■ **STATED TASK**:
Search the data below for the word "ylabel" and copy each line that holds it.

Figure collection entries
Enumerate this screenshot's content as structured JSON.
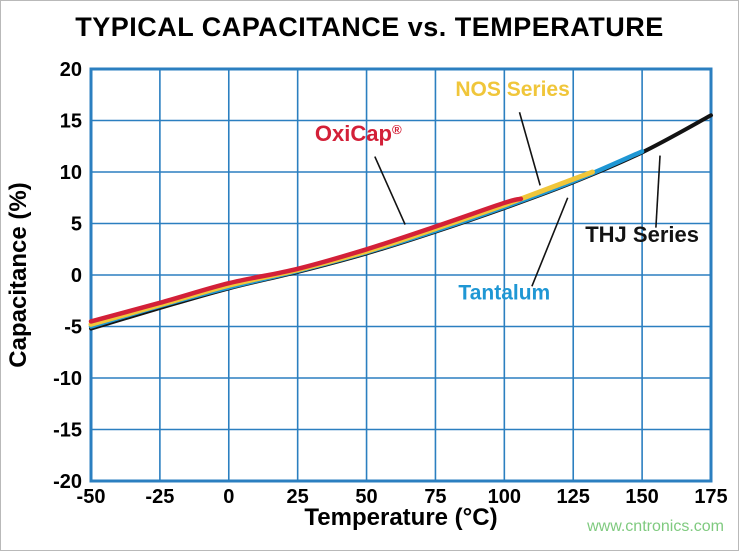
{
  "watermark": {
    "text": "www.cntronics.com",
    "color": "#7fca7f"
  },
  "chart_data": {
    "type": "line",
    "title": "TYPICAL CAPACITANCE vs. TEMPERATURE",
    "xlabel": "Temperature (°C)",
    "ylabel": "Capacitance (%)",
    "xlim": [
      -50,
      175
    ],
    "ylim": [
      -20,
      20
    ],
    "x_ticks": [
      -50,
      -25,
      0,
      25,
      50,
      75,
      100,
      125,
      150,
      175
    ],
    "y_ticks": [
      20,
      15,
      10,
      5,
      0,
      -5,
      -10,
      -15,
      -20
    ],
    "grid": true,
    "grid_color": "#2b7fc0",
    "legend_position": "none (inline labels with leader lines)",
    "series": [
      {
        "name": "THJ Series",
        "color": "#131313",
        "width": 4,
        "x": [
          -50,
          -25,
          0,
          25,
          50,
          75,
          100,
          125,
          150,
          175
        ],
        "values": [
          -5.2,
          -3.2,
          -1.3,
          0.3,
          2.1,
          4.2,
          6.5,
          9.0,
          11.9,
          15.5
        ]
      },
      {
        "name": "Tantalum",
        "color": "#1f97d4",
        "width": 4.5,
        "x": [
          -50,
          -25,
          0,
          25,
          50,
          75,
          100,
          125,
          150
        ],
        "values": [
          -5.0,
          -3.0,
          -1.2,
          0.4,
          2.2,
          4.3,
          6.6,
          9.1,
          12.0
        ]
      },
      {
        "name": "NOS Series",
        "color": "#f0c63a",
        "width": 5,
        "x": [
          -50,
          -25,
          0,
          25,
          50,
          75,
          100,
          125,
          132
        ],
        "values": [
          -4.8,
          -2.9,
          -1.0,
          0.5,
          2.3,
          4.5,
          6.8,
          9.3,
          10.0
        ]
      },
      {
        "name": "OxiCap®",
        "color": "#d32038",
        "width": 4.5,
        "x": [
          -50,
          -25,
          0,
          25,
          50,
          75,
          100,
          106
        ],
        "values": [
          -4.5,
          -2.7,
          -0.8,
          0.6,
          2.5,
          4.7,
          7.0,
          7.4
        ]
      }
    ],
    "annotations": [
      {
        "label": "OxiCap®",
        "color": "#d32038",
        "t": 47,
        "c": 13.0,
        "font": 22,
        "leader": {
          "from": [
            53,
            11.5
          ],
          "to": [
            64,
            4.9
          ]
        }
      },
      {
        "label": "NOS Series",
        "color": "#f0c63a",
        "t": 103,
        "c": 17.4,
        "font": 21,
        "leader": {
          "from": [
            105.5,
            15.8
          ],
          "to": [
            113,
            8.7
          ]
        }
      },
      {
        "label": "Tantalum",
        "color": "#1f97d4",
        "t": 100,
        "c": -2.4,
        "font": 21,
        "leader": {
          "from": [
            110,
            -1.1
          ],
          "to": [
            123,
            7.5
          ]
        }
      },
      {
        "label": "THJ Series",
        "color": "#131313",
        "t": 150,
        "c": 3.2,
        "font": 22,
        "leader": {
          "from": [
            155,
            4.6
          ],
          "to": [
            156.5,
            11.6
          ]
        }
      }
    ]
  }
}
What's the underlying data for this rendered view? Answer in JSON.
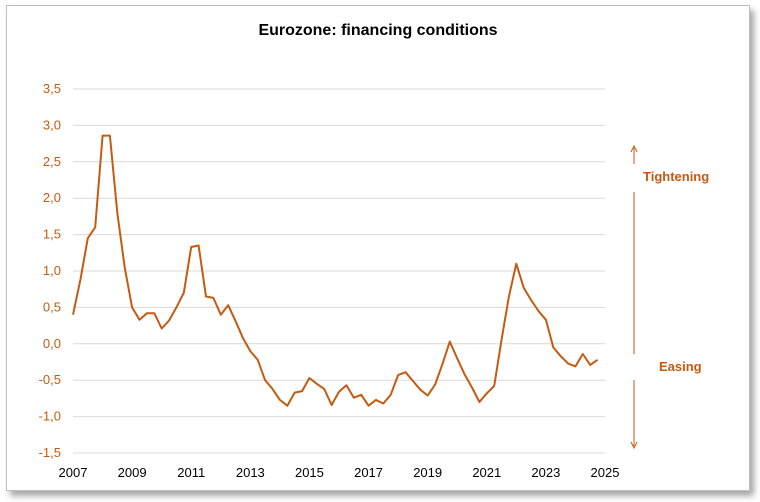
{
  "chart_data": {
    "type": "line",
    "title": "Eurozone: financing conditions",
    "xlabel": "",
    "ylabel": "",
    "xlim": [
      2007,
      2025
    ],
    "ylim": [
      -1.5,
      3.5
    ],
    "y_ticks": [
      "3,5",
      "3,0",
      "2,5",
      "2,0",
      "1,5",
      "1,0",
      "0,5",
      "0,0",
      "-0,5",
      "-1,0",
      "-1,5"
    ],
    "y_tick_values": [
      3.5,
      3.0,
      2.5,
      2.0,
      1.5,
      1.0,
      0.5,
      0.0,
      -0.5,
      -1.0,
      -1.5
    ],
    "x_ticks": [
      "2007",
      "2009",
      "2011",
      "2013",
      "2015",
      "2017",
      "2019",
      "2021",
      "2023",
      "2025"
    ],
    "x_tick_values": [
      2007,
      2009,
      2011,
      2013,
      2015,
      2017,
      2019,
      2021,
      2023,
      2025
    ],
    "grid": "horizontal",
    "line_color": "#c55a11",
    "annotations": {
      "upper": "Tightening",
      "lower": "Easing"
    },
    "series": [
      {
        "x": [
          2007.0,
          2007.25,
          2007.5,
          2007.75,
          2008.0,
          2008.25,
          2008.5,
          2008.75,
          2009.0,
          2009.25,
          2009.5,
          2009.75,
          2010.0,
          2010.25,
          2010.5,
          2010.75,
          2011.0,
          2011.25,
          2011.5,
          2011.75,
          2012.0,
          2012.25,
          2012.5,
          2012.75,
          2013.0,
          2013.25,
          2013.5,
          2013.75,
          2014.0,
          2014.25,
          2014.5,
          2014.75,
          2015.0,
          2015.25,
          2015.5,
          2015.75,
          2016.0,
          2016.25,
          2016.5,
          2016.75,
          2017.0,
          2017.25,
          2017.5,
          2017.75,
          2018.0,
          2018.25,
          2018.5,
          2018.75,
          2019.0,
          2019.25,
          2019.5,
          2019.75,
          2020.0,
          2020.25,
          2020.5,
          2020.75,
          2021.0,
          2021.25,
          2021.5,
          2021.75,
          2022.0,
          2022.25,
          2022.5,
          2022.75,
          2023.0,
          2023.25,
          2023.5,
          2023.75,
          2024.0,
          2024.25,
          2024.5,
          2024.75
        ],
        "y": [
          0.4,
          0.88,
          1.45,
          1.6,
          2.86,
          2.86,
          1.8,
          1.05,
          0.5,
          0.33,
          0.42,
          0.42,
          0.21,
          0.32,
          0.5,
          0.7,
          1.33,
          1.35,
          0.65,
          0.63,
          0.4,
          0.53,
          0.31,
          0.08,
          -0.1,
          -0.22,
          -0.5,
          -0.62,
          -0.77,
          -0.85,
          -0.67,
          -0.65,
          -0.47,
          -0.55,
          -0.62,
          -0.84,
          -0.66,
          -0.57,
          -0.74,
          -0.7,
          -0.85,
          -0.77,
          -0.82,
          -0.7,
          -0.43,
          -0.39,
          -0.51,
          -0.63,
          -0.71,
          -0.56,
          -0.28,
          0.03,
          -0.2,
          -0.42,
          -0.6,
          -0.8,
          -0.68,
          -0.58,
          0.06,
          0.65,
          1.1,
          0.77,
          0.6,
          0.45,
          0.33,
          -0.05,
          -0.17,
          -0.27,
          -0.31,
          -0.14,
          -0.29,
          -0.22
        ]
      }
    ]
  }
}
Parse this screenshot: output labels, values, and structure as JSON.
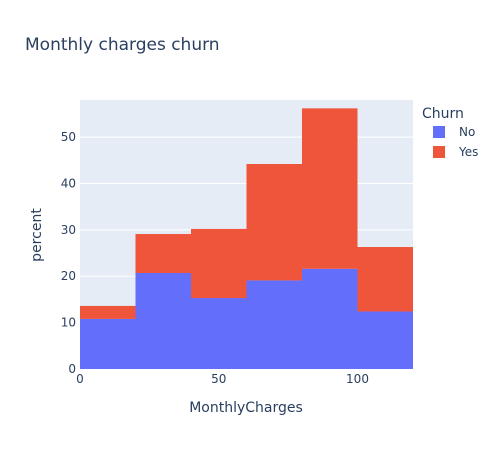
{
  "chart_data": {
    "type": "bar",
    "stacked": true,
    "title": "Monthly charges churn",
    "xlabel": "MonthlyCharges",
    "ylabel": "percent",
    "bin_edges": [
      0,
      20,
      40,
      60,
      80,
      100,
      120
    ],
    "xlim": [
      0,
      120
    ],
    "ylim": [
      0,
      58
    ],
    "xticks": [
      0,
      50,
      100
    ],
    "yticks": [
      0,
      10,
      20,
      30,
      40,
      50
    ],
    "legend": {
      "title": "Churn",
      "position": "right"
    },
    "series": [
      {
        "name": "No",
        "color": "#636efa",
        "values": [
          10.8,
          20.7,
          15.3,
          19.1,
          21.6,
          12.4
        ]
      },
      {
        "name": "Yes",
        "color": "#ef553b",
        "values": [
          2.8,
          8.4,
          14.9,
          25.1,
          34.6,
          13.9
        ]
      }
    ],
    "plot_background": "#e5ecf6",
    "grid": true
  }
}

■ **WRITTEN RESPONSE**:
    "ylabel": "Capacitance (%)",
    "ylabel": "",
    "ylabel": "percent",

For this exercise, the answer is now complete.